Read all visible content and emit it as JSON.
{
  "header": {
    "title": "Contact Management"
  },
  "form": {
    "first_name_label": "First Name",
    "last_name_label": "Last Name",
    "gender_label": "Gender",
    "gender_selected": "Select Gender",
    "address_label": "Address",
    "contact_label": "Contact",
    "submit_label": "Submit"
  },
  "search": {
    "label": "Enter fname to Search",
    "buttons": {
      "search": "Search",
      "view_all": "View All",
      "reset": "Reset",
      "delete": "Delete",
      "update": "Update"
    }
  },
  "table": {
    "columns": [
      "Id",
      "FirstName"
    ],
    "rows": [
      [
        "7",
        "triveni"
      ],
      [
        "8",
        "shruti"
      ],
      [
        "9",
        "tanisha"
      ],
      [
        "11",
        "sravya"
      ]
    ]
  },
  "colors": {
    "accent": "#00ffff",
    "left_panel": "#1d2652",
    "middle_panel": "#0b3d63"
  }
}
◆ ◆ ◆ ◆
AIM OF THE TASK
Select every line in the material above where the string "Contact" occurs, and copy it.

ANSWER TO THE PROBLEM
    "title": "Contact Management"
    "contact_label": "Contact",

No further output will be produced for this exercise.